»»

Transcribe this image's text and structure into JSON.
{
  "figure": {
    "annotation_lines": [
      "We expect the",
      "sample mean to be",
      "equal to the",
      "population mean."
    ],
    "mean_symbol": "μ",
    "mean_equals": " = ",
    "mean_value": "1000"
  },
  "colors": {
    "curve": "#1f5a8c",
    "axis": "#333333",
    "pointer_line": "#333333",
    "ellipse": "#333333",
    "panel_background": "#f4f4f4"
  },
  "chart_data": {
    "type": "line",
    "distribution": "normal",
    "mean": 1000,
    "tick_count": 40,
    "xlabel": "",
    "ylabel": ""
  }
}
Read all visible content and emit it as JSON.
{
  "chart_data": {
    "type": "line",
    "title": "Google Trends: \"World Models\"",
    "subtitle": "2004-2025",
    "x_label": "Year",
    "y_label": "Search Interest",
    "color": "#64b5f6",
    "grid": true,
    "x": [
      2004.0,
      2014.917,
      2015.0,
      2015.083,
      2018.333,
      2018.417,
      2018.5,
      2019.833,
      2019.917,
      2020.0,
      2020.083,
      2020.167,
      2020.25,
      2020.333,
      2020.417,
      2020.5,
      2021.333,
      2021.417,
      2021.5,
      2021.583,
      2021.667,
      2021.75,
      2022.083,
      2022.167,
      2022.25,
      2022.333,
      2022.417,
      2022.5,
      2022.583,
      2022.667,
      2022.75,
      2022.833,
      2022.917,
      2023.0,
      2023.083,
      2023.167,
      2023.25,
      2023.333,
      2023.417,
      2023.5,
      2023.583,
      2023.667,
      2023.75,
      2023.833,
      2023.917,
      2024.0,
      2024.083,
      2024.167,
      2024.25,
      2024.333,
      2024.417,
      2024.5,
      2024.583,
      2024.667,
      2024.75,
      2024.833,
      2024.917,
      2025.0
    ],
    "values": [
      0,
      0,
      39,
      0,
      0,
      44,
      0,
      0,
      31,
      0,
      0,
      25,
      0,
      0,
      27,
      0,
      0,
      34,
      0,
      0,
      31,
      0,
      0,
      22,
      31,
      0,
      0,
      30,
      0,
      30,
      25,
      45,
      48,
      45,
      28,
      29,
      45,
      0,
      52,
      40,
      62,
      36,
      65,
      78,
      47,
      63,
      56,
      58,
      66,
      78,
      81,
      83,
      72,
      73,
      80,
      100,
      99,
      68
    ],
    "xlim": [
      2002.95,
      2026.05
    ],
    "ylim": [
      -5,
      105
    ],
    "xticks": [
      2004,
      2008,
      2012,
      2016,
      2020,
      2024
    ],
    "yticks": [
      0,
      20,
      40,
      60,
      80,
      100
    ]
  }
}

««

Exercise description: Quote every line of the data, word for word.

Response for this exercise:
Transcribe this image's text and structure into JSON.
{
  "figure": {
    "annotation_lines": [
      "We expect the",
      "sample mean to be",
      "equal to the",
      "population mean."
    ],
    "mean_symbol": "μ",
    "mean_equals": " = ",
    "mean_value": "1000"
  },
  "colors": {
    "curve": "#1f5a8c",
    "axis": "#333333",
    "pointer_line": "#333333",
    "ellipse": "#333333",
    "panel_background": "#f4f4f4"
  },
  "chart_data": {
    "type": "line",
    "distribution": "normal",
    "mean": 1000,
    "tick_count": 40,
    "xlabel": "",
    "ylabel": ""
  }
}
Read all visible content and emit it as JSON.
{
  "chart_data": {
    "type": "line",
    "title": "Google Trends: \"World Models\"",
    "subtitle": "2004-2025",
    "x_label": "Year",
    "y_label": "Search Interest",
    "color": "#64b5f6",
    "grid": true,
    "x": [
      2004.0,
      2014.917,
      2015.0,
      2015.083,
      2018.333,
      2018.417,
      2018.5,
      2019.833,
      2019.917,
      2020.0,
      2020.083,
      2020.167,
      2020.25,
      2020.333,
      2020.417,
      2020.5,
      2021.333,
      2021.417,
      2021.5,
      2021.583,
      2021.667,
      2021.75,
      2022.083,
      2022.167,
      2022.25,
      2022.333,
      2022.417,
      2022.5,
      2022.583,
      2022.667,
      2022.75,
      2022.833,
      2022.917,
      2023.0,
      2023.083,
      2023.167,
      2023.25,
      2023.333,
      2023.417,
      2023.5,
      2023.583,
      2023.667,
      2023.75,
      2023.833,
      2023.917,
      2024.0,
      2024.083,
      2024.167,
      2024.25,
      2024.333,
      2024.417,
      2024.5,
      2024.583,
      2024.667,
      2024.75,
      2024.833,
      2024.917,
      2025.0
    ],
    "values": [
      0,
      0,
      39,
      0,
      0,
      44,
      0,
      0,
      31,
      0,
      0,
      25,
      0,
      0,
      27,
      0,
      0,
      34,
      0,
      0,
      31,
      0,
      0,
      22,
      31,
      0,
      0,
      30,
      0,
      30,
      25,
      45,
      48,
      45,
      28,
      29,
      45,
      0,
      52,
      40,
      62,
      36,
      65,
      78,
      47,
      63,
      56,
      58,
      66,
      78,
      81,
      83,
      72,
      73,
      80,
      100,
      99,
      68
    ],
    "xlim": [
      2002.95,
      2026.05
    ],
    "ylim": [
      -5,
      105
    ],
    "xticks": [
      2004,
      2008,
      2012,
      2016,
      2020,
      2024
    ],
    "yticks": [
      0,
      20,
      40,
      60,
      80,
      100
    ]
  }
}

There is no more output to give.